== Directions ==
Rewrite the material from the line with "scrollbar-thumb[interactable] [28,600,112,610]" up to and including the line with "weekend-band [1649,82,1659,592]", changing "task-bar" to "gantt-bar" and keeping everything else the same. Give only those lines.

== The records ==
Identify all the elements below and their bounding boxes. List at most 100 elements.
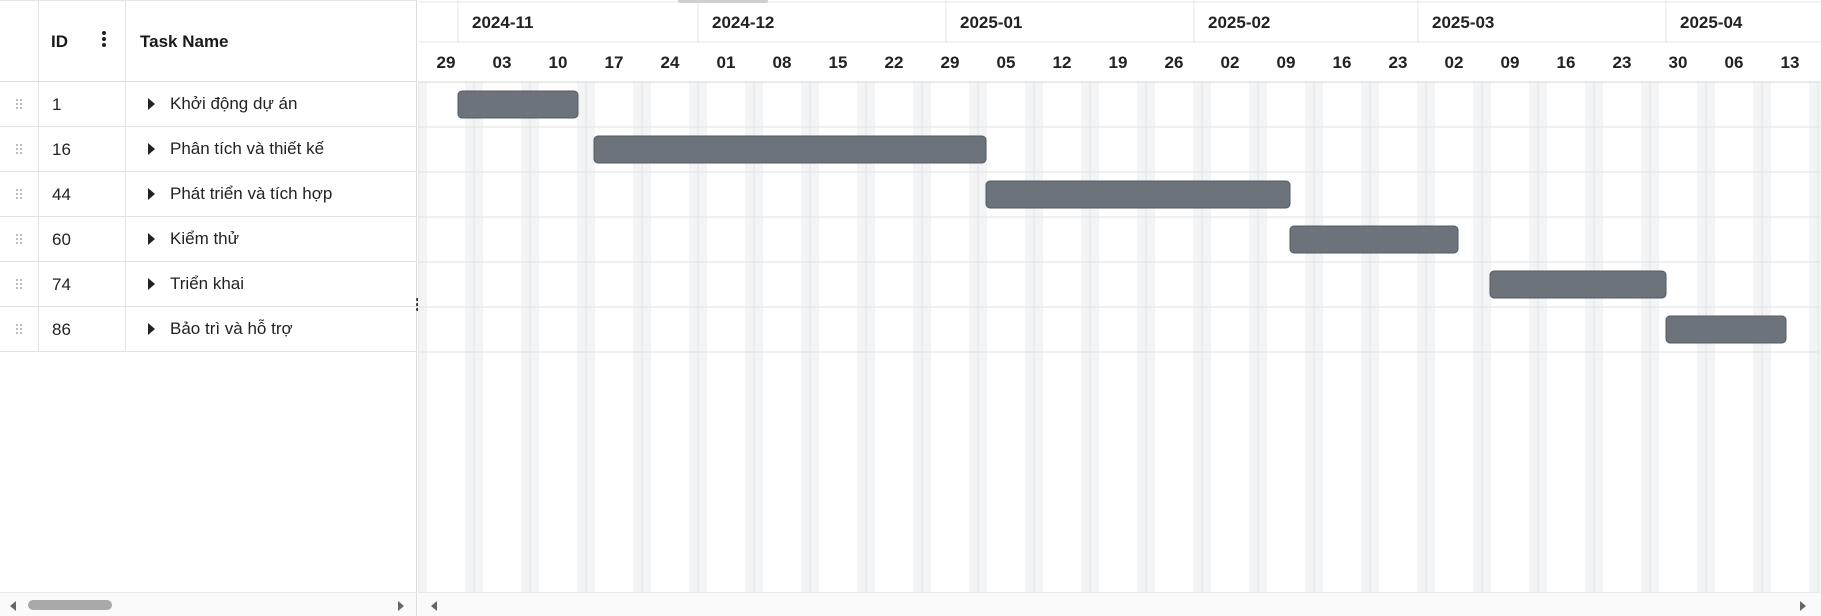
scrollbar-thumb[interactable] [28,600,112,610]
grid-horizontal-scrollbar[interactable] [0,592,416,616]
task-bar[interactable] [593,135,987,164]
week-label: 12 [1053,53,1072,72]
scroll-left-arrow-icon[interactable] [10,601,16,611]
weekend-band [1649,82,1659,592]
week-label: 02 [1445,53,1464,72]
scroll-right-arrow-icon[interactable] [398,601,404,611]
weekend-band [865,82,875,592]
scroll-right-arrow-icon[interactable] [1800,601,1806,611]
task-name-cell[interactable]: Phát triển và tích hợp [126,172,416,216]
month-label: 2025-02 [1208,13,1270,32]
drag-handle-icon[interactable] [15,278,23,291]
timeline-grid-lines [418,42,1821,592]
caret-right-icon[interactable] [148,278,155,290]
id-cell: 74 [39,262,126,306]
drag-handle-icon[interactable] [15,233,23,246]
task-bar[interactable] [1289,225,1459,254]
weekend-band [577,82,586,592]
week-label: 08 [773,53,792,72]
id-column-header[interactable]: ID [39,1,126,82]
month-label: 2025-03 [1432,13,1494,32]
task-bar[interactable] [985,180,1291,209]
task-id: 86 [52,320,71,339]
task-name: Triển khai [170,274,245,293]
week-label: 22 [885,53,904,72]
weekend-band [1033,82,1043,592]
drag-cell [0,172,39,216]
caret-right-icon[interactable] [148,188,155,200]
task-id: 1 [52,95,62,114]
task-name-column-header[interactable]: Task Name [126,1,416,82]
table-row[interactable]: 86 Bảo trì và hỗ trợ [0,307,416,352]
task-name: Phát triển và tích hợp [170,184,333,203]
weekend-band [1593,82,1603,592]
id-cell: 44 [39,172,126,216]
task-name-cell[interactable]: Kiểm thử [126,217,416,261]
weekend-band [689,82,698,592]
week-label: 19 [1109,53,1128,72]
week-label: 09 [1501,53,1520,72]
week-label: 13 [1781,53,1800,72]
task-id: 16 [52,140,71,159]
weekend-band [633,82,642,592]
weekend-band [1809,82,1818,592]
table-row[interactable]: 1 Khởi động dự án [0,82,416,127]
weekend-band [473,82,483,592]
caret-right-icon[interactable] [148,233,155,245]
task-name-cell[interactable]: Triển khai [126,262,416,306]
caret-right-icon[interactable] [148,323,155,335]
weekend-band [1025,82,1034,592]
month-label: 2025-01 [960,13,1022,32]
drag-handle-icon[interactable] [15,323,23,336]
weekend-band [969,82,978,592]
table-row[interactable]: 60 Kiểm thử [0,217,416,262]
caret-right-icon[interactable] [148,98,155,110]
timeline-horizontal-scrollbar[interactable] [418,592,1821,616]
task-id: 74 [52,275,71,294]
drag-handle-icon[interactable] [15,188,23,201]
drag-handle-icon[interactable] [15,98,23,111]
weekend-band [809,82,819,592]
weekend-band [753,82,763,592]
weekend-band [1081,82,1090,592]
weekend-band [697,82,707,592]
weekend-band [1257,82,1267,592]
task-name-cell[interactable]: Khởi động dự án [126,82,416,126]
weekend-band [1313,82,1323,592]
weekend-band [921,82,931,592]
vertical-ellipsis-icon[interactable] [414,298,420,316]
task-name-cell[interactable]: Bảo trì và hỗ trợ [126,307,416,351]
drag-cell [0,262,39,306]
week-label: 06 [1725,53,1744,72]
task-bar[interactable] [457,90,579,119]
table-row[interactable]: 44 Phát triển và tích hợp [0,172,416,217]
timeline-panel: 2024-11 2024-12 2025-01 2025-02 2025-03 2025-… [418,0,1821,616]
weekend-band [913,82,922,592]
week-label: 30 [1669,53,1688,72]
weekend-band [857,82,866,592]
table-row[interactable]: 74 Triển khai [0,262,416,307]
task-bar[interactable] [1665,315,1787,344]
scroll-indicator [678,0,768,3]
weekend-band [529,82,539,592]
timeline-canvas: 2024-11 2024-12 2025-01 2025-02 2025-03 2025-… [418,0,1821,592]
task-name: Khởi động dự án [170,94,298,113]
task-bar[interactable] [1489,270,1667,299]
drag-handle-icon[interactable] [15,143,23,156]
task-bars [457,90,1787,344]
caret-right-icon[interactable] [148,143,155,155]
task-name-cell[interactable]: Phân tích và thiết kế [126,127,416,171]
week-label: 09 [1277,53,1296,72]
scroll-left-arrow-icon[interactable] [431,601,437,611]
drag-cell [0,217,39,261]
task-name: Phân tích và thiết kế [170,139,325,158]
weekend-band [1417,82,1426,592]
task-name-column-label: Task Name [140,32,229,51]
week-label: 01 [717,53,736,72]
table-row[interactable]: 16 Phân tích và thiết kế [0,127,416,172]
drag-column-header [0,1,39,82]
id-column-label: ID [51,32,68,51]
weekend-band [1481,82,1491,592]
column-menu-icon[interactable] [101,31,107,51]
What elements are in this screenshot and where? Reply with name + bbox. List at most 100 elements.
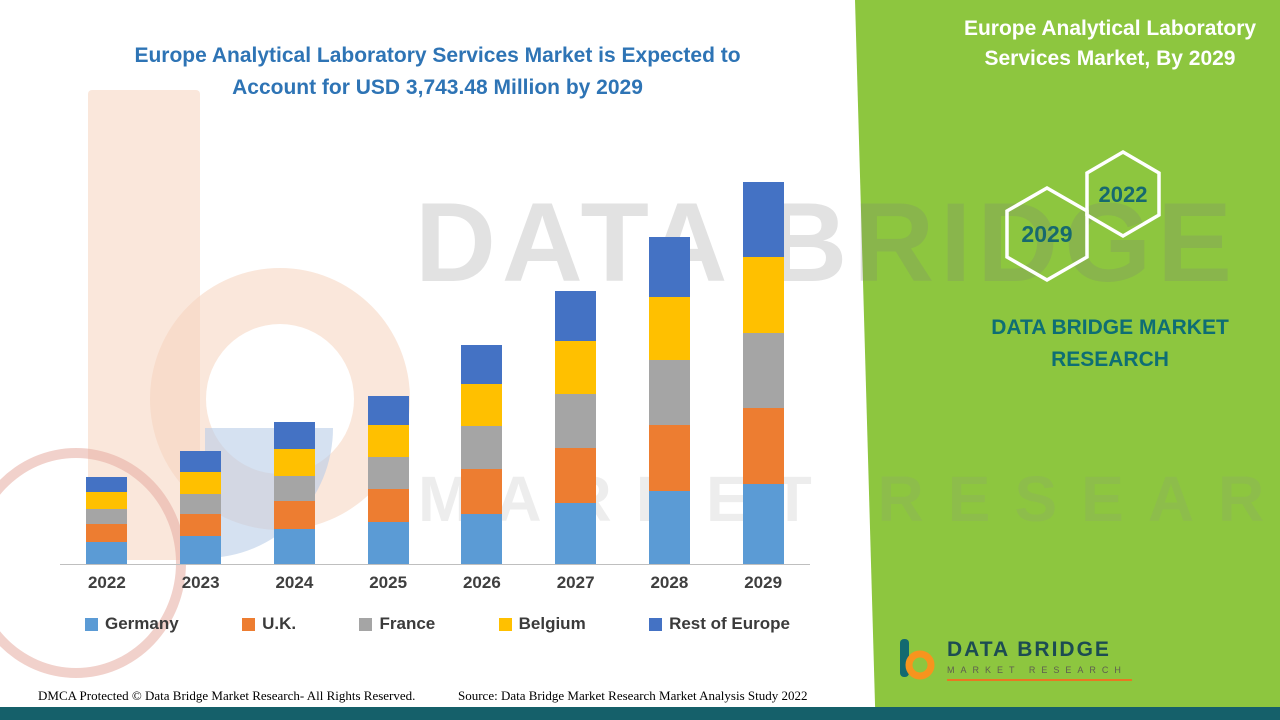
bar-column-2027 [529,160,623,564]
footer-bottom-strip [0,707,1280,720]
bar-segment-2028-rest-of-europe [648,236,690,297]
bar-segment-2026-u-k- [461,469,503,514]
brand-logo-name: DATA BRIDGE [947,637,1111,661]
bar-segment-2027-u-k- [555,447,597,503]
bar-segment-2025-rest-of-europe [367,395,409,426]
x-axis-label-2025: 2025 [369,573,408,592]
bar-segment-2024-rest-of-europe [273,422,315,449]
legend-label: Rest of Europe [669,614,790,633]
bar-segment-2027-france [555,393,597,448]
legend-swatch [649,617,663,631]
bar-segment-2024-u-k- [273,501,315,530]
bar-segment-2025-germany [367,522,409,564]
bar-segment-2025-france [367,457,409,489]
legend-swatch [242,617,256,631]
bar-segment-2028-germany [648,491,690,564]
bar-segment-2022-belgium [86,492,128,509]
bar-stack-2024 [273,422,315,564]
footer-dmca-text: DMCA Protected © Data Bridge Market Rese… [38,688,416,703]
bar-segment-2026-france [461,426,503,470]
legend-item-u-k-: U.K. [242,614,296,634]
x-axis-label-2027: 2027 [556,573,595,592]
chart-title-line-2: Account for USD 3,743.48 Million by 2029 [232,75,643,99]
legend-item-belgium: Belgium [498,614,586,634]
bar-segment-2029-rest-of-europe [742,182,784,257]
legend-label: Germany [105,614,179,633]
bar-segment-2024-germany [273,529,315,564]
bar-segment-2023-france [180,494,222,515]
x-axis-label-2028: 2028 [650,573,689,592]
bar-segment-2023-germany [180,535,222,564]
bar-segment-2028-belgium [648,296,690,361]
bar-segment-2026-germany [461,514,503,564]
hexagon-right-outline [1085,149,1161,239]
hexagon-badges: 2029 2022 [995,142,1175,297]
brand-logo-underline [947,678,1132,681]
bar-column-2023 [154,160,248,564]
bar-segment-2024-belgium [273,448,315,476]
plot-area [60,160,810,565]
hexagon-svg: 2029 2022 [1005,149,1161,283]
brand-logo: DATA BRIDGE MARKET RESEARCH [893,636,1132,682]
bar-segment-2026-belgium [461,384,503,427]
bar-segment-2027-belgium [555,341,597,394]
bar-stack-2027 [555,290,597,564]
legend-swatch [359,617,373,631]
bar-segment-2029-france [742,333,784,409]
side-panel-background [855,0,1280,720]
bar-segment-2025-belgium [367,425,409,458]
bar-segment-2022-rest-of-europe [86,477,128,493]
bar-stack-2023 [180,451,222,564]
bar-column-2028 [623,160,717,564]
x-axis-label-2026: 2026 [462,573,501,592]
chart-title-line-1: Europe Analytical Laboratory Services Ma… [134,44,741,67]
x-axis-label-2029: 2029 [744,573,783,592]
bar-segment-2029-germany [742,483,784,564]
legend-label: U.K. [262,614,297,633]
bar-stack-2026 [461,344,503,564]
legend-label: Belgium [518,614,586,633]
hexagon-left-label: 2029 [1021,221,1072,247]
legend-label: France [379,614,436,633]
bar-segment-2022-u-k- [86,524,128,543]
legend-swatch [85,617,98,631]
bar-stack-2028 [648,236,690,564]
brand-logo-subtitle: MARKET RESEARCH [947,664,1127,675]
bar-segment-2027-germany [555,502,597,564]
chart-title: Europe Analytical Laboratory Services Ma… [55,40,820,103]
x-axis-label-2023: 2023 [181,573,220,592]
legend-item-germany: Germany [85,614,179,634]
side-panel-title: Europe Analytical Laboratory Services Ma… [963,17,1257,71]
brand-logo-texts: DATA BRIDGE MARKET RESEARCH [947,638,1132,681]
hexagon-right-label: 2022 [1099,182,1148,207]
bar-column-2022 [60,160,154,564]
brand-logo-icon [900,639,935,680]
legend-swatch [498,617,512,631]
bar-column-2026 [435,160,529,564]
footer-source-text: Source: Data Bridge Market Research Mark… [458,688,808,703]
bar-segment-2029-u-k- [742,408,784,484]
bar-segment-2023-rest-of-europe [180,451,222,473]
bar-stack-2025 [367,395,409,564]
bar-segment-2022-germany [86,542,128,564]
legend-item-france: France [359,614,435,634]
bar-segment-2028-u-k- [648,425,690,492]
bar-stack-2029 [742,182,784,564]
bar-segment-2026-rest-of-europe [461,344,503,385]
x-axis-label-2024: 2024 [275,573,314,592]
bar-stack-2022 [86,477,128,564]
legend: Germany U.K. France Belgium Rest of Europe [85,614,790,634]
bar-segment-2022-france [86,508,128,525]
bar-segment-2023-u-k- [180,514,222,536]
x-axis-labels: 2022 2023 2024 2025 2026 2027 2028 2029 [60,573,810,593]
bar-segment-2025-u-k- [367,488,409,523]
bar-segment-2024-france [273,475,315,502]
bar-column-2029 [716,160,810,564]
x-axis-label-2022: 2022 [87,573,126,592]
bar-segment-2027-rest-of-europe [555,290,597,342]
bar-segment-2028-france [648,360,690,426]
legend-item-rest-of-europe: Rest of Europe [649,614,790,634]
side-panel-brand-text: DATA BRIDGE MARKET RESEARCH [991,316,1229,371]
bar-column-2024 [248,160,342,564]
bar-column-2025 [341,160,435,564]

== Exercise solution ==
scrollbar-thumb[interactable] [28,600,112,610]
grid-horizontal-scrollbar[interactable] [0,592,416,616]
gantt-bar[interactable] [593,135,987,164]
week-label: 12 [1053,53,1072,72]
scroll-left-arrow-icon[interactable] [10,601,16,611]
weekend-band [1649,82,1659,592]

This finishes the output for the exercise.